(Data records)
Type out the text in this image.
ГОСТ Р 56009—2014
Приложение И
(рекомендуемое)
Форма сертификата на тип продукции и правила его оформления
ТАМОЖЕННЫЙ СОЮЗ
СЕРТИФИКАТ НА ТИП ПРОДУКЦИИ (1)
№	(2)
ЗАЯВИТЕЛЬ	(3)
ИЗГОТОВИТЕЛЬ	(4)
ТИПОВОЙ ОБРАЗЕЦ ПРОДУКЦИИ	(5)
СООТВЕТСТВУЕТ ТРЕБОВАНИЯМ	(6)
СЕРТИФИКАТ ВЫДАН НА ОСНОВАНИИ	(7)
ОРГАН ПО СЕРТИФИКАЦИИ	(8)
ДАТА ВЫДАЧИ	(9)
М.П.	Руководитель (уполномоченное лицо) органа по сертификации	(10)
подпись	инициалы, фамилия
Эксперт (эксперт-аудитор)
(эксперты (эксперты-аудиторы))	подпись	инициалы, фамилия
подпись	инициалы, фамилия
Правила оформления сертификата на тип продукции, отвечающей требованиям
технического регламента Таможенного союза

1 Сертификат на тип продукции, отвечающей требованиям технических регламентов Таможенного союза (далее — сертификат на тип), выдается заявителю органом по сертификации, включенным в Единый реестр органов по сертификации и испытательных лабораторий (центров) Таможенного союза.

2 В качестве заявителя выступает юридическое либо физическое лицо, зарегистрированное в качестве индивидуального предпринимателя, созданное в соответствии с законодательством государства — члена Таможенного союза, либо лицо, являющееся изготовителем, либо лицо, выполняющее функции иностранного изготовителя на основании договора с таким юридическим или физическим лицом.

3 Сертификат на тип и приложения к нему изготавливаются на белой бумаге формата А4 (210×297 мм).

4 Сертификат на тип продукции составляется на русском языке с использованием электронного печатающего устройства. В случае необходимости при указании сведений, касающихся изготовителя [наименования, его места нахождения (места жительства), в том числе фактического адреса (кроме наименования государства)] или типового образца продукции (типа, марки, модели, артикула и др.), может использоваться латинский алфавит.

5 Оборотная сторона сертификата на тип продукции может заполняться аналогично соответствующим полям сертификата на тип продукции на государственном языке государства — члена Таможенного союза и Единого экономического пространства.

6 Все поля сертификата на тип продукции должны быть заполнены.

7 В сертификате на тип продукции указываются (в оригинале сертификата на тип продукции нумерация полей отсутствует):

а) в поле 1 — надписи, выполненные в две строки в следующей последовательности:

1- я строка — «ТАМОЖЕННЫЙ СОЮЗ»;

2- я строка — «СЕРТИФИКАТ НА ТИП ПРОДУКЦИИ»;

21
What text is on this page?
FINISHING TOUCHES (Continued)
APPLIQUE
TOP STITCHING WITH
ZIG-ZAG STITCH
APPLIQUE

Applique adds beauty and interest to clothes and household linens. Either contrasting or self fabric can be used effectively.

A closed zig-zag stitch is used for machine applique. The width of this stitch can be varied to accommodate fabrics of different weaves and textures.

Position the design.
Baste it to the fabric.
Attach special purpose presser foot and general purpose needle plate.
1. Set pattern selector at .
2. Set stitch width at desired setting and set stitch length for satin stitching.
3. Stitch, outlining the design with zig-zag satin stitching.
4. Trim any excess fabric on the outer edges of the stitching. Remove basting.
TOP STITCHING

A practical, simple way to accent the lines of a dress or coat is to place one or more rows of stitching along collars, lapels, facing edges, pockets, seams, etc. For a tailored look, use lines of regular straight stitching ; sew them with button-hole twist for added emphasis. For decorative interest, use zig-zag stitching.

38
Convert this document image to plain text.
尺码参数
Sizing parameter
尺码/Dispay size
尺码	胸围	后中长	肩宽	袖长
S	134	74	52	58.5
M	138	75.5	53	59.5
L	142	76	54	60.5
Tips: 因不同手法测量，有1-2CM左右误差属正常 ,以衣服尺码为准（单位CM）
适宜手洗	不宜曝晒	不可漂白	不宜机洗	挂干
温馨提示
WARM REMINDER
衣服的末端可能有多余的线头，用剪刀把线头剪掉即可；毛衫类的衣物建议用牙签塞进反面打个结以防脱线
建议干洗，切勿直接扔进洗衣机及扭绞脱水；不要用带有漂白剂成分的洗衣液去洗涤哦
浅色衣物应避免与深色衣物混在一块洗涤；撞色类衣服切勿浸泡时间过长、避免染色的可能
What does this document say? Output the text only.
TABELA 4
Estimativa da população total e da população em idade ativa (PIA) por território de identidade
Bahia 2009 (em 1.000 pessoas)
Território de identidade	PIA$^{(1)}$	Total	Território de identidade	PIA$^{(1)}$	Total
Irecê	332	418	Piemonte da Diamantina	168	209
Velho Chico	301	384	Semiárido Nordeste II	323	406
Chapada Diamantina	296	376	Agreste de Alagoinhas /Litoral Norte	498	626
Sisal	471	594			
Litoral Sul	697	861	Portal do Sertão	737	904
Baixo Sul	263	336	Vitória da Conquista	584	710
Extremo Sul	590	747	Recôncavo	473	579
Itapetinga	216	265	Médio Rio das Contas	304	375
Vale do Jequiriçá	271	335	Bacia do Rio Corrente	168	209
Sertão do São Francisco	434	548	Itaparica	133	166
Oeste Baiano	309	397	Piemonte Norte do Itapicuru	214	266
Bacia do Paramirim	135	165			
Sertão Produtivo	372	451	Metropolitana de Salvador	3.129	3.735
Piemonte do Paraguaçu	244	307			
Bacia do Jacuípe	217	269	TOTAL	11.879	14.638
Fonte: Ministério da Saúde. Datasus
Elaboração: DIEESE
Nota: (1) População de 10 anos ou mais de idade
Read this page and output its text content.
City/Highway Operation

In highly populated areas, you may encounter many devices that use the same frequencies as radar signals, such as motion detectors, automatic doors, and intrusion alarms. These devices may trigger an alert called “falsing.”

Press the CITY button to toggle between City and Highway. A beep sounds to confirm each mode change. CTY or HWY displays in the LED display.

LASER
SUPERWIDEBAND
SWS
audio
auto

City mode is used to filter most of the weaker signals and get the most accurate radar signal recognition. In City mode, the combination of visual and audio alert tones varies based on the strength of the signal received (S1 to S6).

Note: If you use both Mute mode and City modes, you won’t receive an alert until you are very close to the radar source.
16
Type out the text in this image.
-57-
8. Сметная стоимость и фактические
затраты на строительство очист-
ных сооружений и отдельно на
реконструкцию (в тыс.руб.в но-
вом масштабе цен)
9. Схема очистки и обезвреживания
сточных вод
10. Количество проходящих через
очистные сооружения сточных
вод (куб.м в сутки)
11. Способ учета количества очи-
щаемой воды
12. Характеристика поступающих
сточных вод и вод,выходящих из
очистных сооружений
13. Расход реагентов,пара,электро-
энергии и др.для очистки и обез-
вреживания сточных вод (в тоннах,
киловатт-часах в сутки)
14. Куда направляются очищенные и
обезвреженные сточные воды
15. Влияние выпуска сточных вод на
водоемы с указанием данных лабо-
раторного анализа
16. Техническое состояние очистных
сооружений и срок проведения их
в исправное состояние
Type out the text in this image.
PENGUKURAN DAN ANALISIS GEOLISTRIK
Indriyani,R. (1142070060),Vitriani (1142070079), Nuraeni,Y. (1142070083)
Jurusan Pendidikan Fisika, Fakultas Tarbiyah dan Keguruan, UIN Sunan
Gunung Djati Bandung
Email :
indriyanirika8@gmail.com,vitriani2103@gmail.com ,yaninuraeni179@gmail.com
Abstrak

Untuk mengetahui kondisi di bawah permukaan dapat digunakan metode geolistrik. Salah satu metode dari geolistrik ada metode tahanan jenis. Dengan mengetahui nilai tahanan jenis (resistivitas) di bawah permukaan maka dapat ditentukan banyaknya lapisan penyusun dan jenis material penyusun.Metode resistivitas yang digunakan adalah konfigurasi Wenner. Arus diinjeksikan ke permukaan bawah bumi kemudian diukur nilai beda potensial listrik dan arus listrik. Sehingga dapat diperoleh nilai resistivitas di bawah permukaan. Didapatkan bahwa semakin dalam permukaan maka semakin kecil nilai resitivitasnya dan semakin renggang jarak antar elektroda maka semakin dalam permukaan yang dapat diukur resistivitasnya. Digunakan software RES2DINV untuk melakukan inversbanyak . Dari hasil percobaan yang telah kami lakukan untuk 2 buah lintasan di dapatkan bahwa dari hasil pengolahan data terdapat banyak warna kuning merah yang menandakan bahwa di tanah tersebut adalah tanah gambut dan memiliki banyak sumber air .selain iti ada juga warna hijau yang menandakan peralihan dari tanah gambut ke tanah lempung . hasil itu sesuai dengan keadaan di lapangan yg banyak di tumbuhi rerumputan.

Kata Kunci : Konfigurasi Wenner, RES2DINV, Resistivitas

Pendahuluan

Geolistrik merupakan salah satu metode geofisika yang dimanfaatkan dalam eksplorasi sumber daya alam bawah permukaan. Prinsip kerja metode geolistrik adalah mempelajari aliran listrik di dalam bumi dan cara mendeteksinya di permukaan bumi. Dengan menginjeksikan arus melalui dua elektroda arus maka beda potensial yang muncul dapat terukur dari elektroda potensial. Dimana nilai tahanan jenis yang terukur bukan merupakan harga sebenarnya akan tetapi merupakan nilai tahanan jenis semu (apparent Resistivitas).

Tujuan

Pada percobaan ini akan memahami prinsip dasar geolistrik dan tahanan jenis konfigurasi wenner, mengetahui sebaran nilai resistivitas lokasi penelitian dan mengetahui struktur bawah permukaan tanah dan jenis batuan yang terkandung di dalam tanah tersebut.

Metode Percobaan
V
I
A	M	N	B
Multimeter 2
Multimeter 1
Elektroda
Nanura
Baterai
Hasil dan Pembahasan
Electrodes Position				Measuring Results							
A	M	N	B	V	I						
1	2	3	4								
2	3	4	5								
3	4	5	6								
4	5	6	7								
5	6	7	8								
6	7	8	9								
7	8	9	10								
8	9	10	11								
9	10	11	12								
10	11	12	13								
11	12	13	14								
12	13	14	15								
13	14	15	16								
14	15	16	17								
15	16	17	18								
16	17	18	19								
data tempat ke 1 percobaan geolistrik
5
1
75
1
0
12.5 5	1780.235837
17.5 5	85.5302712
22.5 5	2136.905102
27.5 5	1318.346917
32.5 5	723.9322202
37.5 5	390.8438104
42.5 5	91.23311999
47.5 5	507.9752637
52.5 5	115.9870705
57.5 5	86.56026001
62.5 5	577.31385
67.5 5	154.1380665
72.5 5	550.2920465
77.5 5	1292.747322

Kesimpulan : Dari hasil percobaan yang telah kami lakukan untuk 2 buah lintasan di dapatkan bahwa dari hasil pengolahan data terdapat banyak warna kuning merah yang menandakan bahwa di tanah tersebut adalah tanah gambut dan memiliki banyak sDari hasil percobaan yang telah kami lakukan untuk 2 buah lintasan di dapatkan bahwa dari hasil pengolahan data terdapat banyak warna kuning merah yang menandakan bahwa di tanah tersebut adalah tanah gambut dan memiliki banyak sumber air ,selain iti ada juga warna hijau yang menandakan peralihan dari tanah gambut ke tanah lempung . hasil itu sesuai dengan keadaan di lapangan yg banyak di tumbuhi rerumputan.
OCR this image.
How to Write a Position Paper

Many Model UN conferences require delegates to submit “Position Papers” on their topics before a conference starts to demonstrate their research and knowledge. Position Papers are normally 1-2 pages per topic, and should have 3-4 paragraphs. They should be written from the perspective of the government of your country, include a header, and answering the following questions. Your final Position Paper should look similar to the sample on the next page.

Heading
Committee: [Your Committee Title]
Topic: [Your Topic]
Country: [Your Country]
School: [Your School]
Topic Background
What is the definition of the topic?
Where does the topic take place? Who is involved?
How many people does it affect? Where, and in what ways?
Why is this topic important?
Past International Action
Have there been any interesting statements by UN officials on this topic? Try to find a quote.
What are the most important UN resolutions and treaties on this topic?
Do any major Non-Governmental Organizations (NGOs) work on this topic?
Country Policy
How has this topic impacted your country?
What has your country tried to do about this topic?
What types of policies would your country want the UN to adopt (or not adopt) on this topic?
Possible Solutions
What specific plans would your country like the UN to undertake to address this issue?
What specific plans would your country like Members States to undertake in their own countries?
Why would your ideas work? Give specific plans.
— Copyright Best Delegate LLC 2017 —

Aim of the exercise>
Filter the entries and copy out every line with the word "satin".

Solved exercise>
2. Set stitch width at desired setting and set stitch length for satin stitching.
3. Stitch, outlining the design with zig-zag satin stitching.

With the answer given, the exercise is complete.